- _What is expected_
All of the material below is to be restated word for word, apart from the pictures.

- _Material provided_

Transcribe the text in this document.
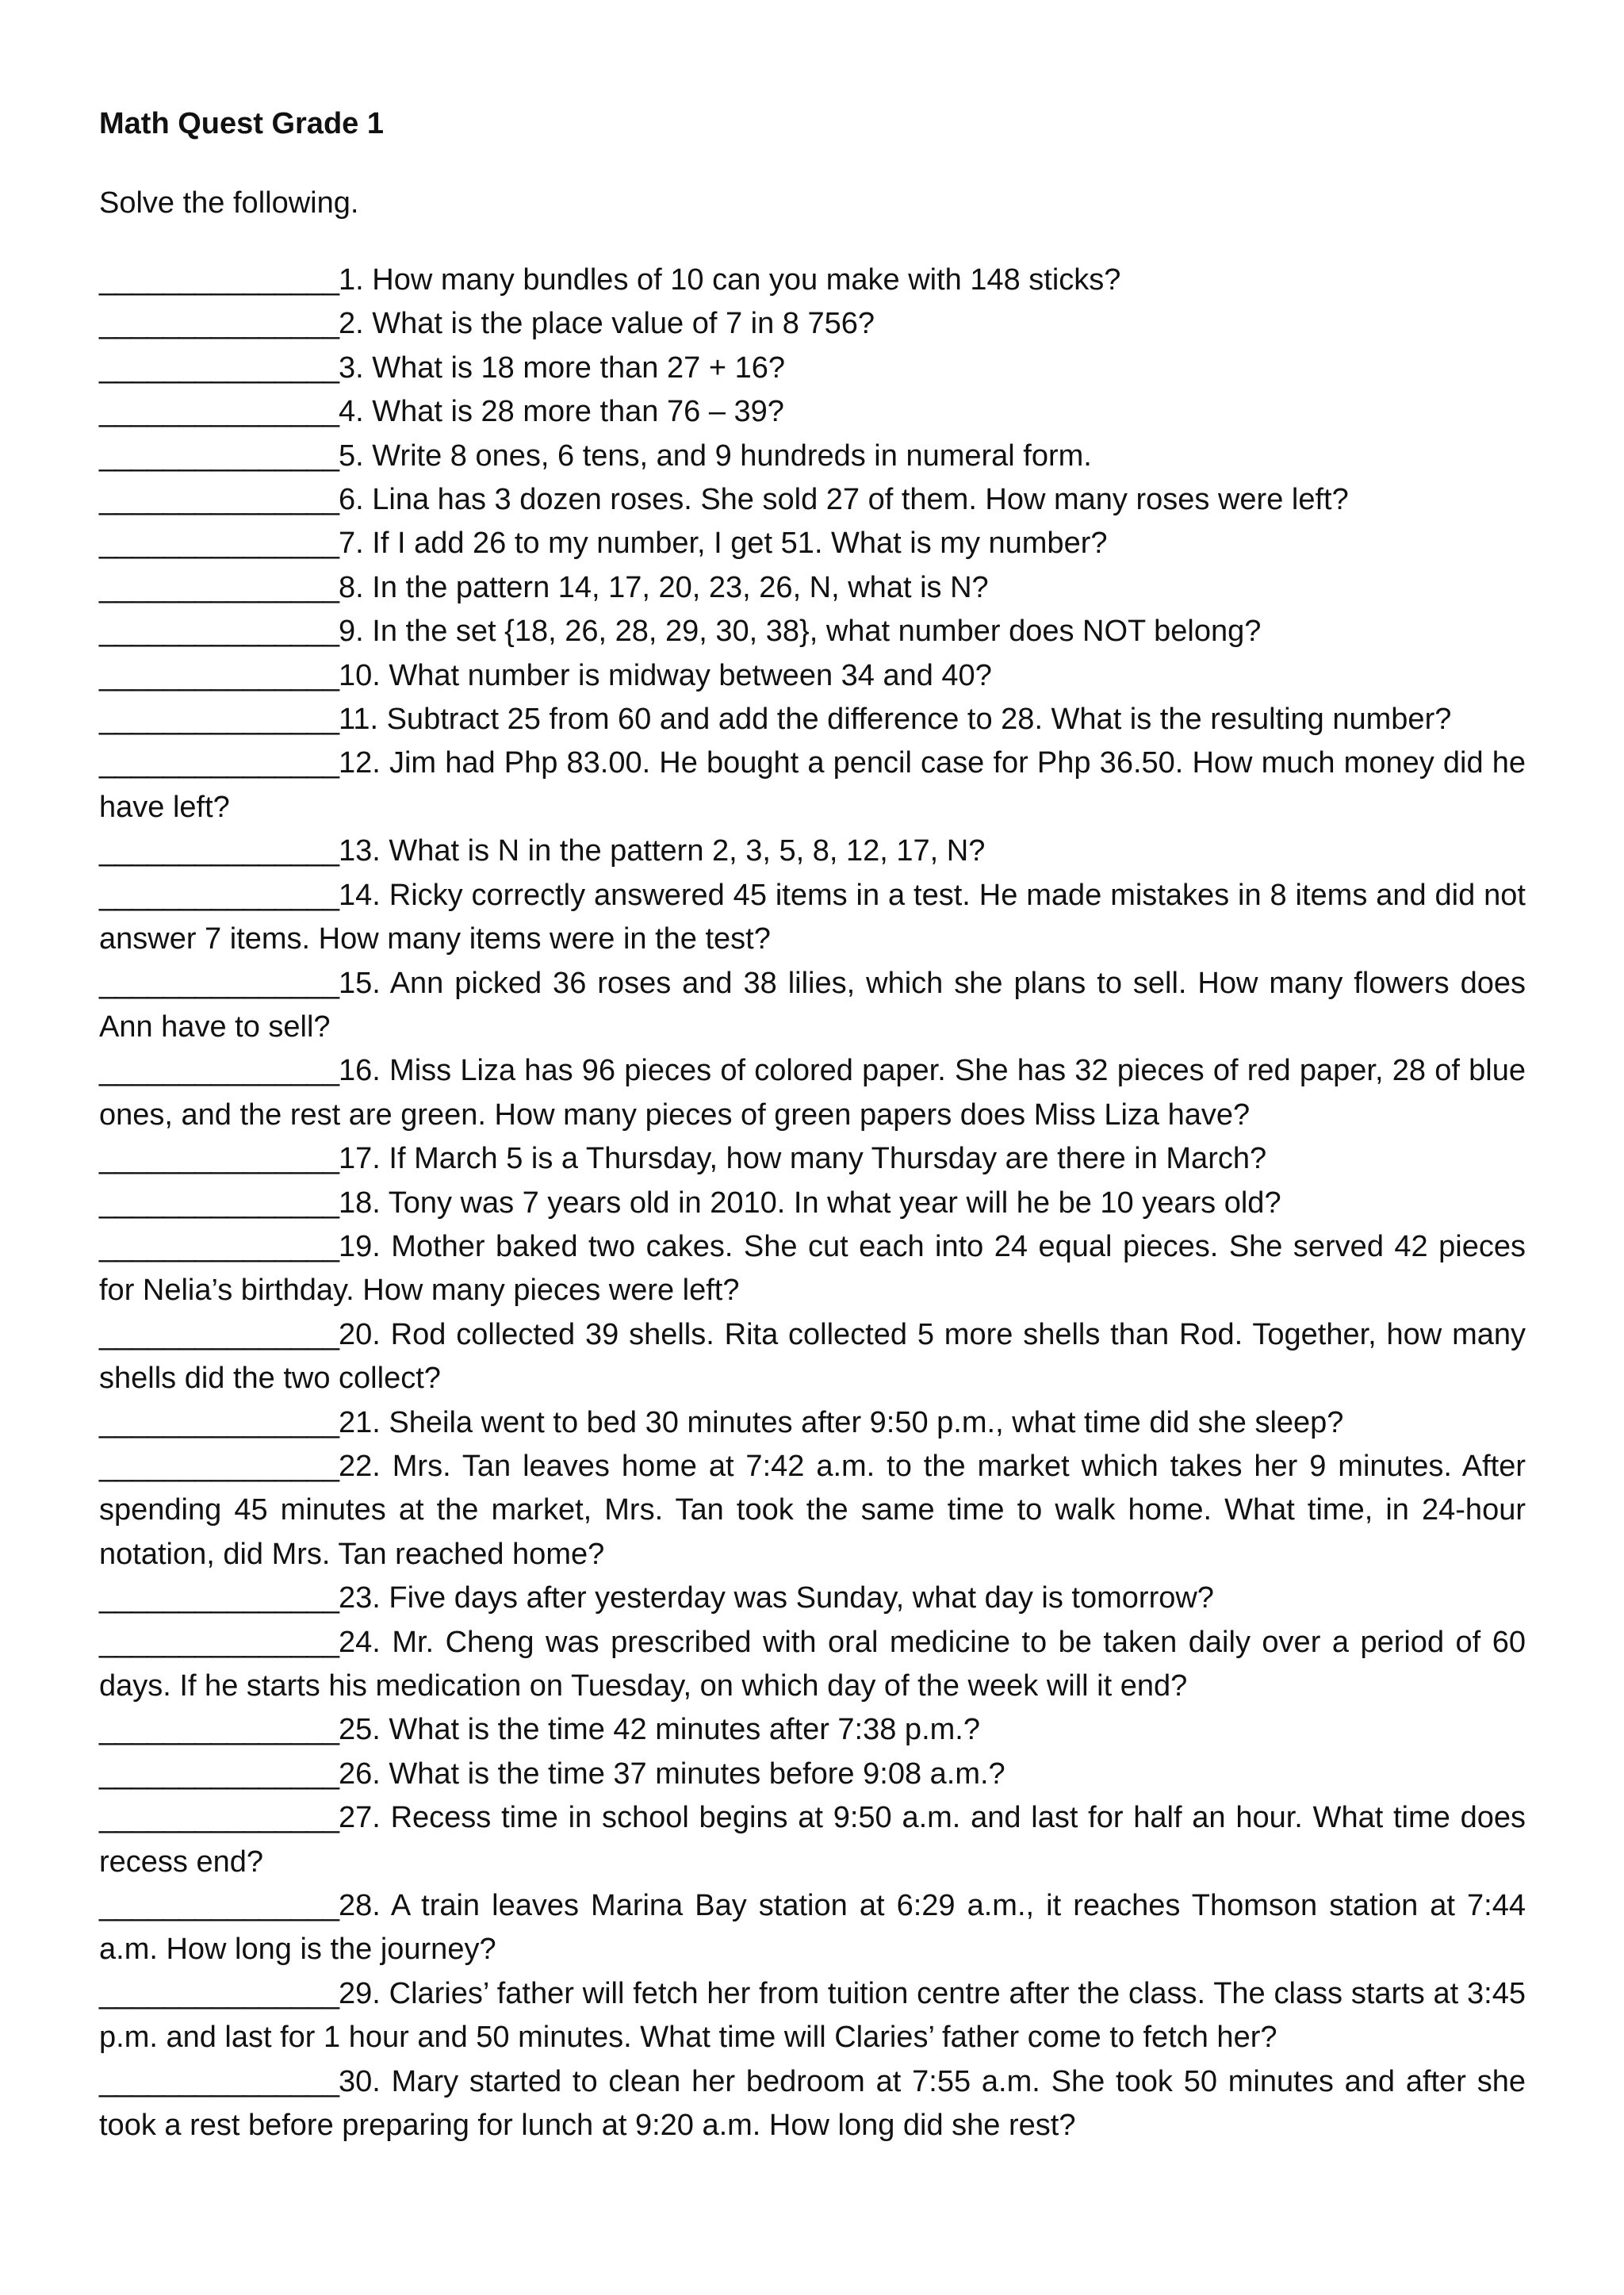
Math Quest Grade 1
Solve the following.
_______________1. How many bundles of 10 can you make with 148 sticks?
_______________2. What is the place value of 7 in 8 756?
_______________3. What is 18 more than 27 + 16?
_______________4. What is 28 more than 76 – 39?
_______________5. Write 8 ones, 6 tens, and 9 hundreds in numeral form.
_______________6. Lina has 3 dozen roses. She sold 27 of them. How many roses were left?
_______________7. If I add 26 to my number, I get 51. What is my number?
_______________8. In the pattern 14, 17, 20, 23, 26, N, what is N?
_______________9. In the set {18, 26, 28, 29, 30, 38}, what number does NOT belong?
_______________10. What number is midway between 34 and 40?
_______________11. Subtract 25 from 60 and add the difference to 28. What is the resulting number?
_______________12. Jim had Php 83.00. He bought a pencil case for Php 36.50. How much money did he have left?
_______________13. What is N in the pattern 2, 3, 5, 8, 12, 17, N?
_______________14. Ricky correctly answered 45 items in a test. He made mistakes in 8 items and did not answer 7 items. How many items were in the test?
_______________15. Ann picked 36 roses and 38 lilies, which she plans to sell. How many flowers does Ann have to sell?
_______________16. Miss Liza has 96 pieces of colored paper. She has 32 pieces of red paper, 28 of blue ones, and the rest are green. How many pieces of green papers does Miss Liza have?
_______________17. If March 5 is a Thursday, how many Thursday are there in March?
_______________18. Tony was 7 years old in 2010. In what year will he be 10 years old?
_______________19. Mother baked two cakes. She cut each into 24 equal pieces. She served 42 pieces for Nelia’s birthday. How many pieces were left?
_______________20. Rod collected 39 shells. Rita collected 5 more shells than Rod. Together, how many shells did the two collect?
_______________21. Sheila went to bed 30 minutes after 9:50 p.m., what time did she sleep?
_______________22. Mrs. Tan leaves home at 7:42 a.m. to the market which takes her 9 minutes. After spending 45 minutes at the market, Mrs. Tan took the same time to walk home. What time, in 24-hour notation, did Mrs. Tan reached home?
_______________23. Five days after yesterday was Sunday, what day is tomorrow?
_______________24. Mr. Cheng was prescribed with oral medicine to be taken daily over a period of 60 days. If he starts his medication on Tuesday, on which day of the week will it end?
_______________25. What is the time 42 minutes after 7:38 p.m.?
_______________26. What is the time 37 minutes before 9:08 a.m.?
_______________27. Recess time in school begins at 9:50 a.m. and last for half an hour. What time does recess end?
_______________28. A train leaves Marina Bay station at 6:29 a.m., it reaches Thomson station at 7:44 a.m. How long is the journey?
_______________29. Claries’ father will fetch her from tuition centre after the class. The class starts at 3:45 p.m. and last for 1 hour and 50 minutes. What time will Claries’ father come to fetch her?
_______________30. Mary started to clean her bedroom at 7:55 a.m. She took 50 minutes and after she took a rest before preparing for lunch at 9:20 a.m. How long did she rest?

- _Correct response_
Transcribe the text in this document.
Math Quest Grade 1
Solve the following.
_______________1. How many bundles of 10 can you make with 148 sticks?
_______________2. What is the place value of 7 in 8 756?
_______________3. What is 18 more than 27 + 16?
_______________4. What is 28 more than 76 – 39?
_______________5. Write 8 ones, 6 tens, and 9 hundreds in numeral form.
_______________6. Lina has 3 dozen roses. She sold 27 of them. How many roses were left?
_______________7. If I add 26 to my number, I get 51. What is my number?
_______________8. In the pattern 14, 17, 20, 23, 26, N, what is N?
_______________9. In the set {18, 26, 28, 29, 30, 38}, what number does NOT belong?
_______________10. What number is midway between 34 and 40?
_______________11. Subtract 25 from 60 and add the difference to 28. What is the resulting number?
_______________12. Jim had Php 83.00. He bought a pencil case for Php 36.50. How much money did he have left?
_______________13. What is N in the pattern 2, 3, 5, 8, 12, 17, N?
_______________14. Ricky correctly answered 45 items in a test. He made mistakes in 8 items and did not answer 7 items. How many items were in the test?
_______________15. Ann picked 36 roses and 38 lilies, which she plans to sell. How many flowers does Ann have to sell?
_______________16. Miss Liza has 96 pieces of colored paper. She has 32 pieces of red paper, 28 of blue ones, and the rest are green. How many pieces of green papers does Miss Liza have?
_______________17. If March 5 is a Thursday, how many Thursday are there in March?
_______________18. Tony was 7 years old in 2010. In what year will he be 10 years old?
_______________19. Mother baked two cakes. She cut each into 24 equal pieces. She served 42 pieces for Nelia’s birthday. How many pieces were left?
_______________20. Rod collected 39 shells. Rita collected 5 more shells than Rod. Together, how many shells did the two collect?
_______________21. Sheila went to bed 30 minutes after 9:50 p.m., what time did she sleep?
_______________22. Mrs. Tan leaves home at 7:42 a.m. to the market which takes her 9 minutes. After spending 45 minutes at the market, Mrs. Tan took the same time to walk home. What time, in 24-hour notation, did Mrs. Tan reached home?
_______________23. Five days after yesterday was Sunday, what day is tomorrow?
_______________24. Mr. Cheng was prescribed with oral medicine to be taken daily over a period of 60 days. If he starts his medication on Tuesday, on which day of the week will it end?
_______________25. What is the time 42 minutes after 7:38 p.m.?
_______________26. What is the time 37 minutes before 9:08 a.m.?
_______________27. Recess time in school begins at 9:50 a.m. and last for half an hour. What time does recess end?
_______________28. A train leaves Marina Bay station at 6:29 a.m., it reaches Thomson station at 7:44 a.m. How long is the journey?
_______________29. Claries’ father will fetch her from tuition centre after the class. The class starts at 3:45 p.m. and last for 1 hour and 50 minutes. What time will Claries’ father come to fetch her?
_______________30. Mary started to clean her bedroom at 7:55 a.m. She took 50 minutes and after she took a rest before preparing for lunch at 9:20 a.m. How long did she rest?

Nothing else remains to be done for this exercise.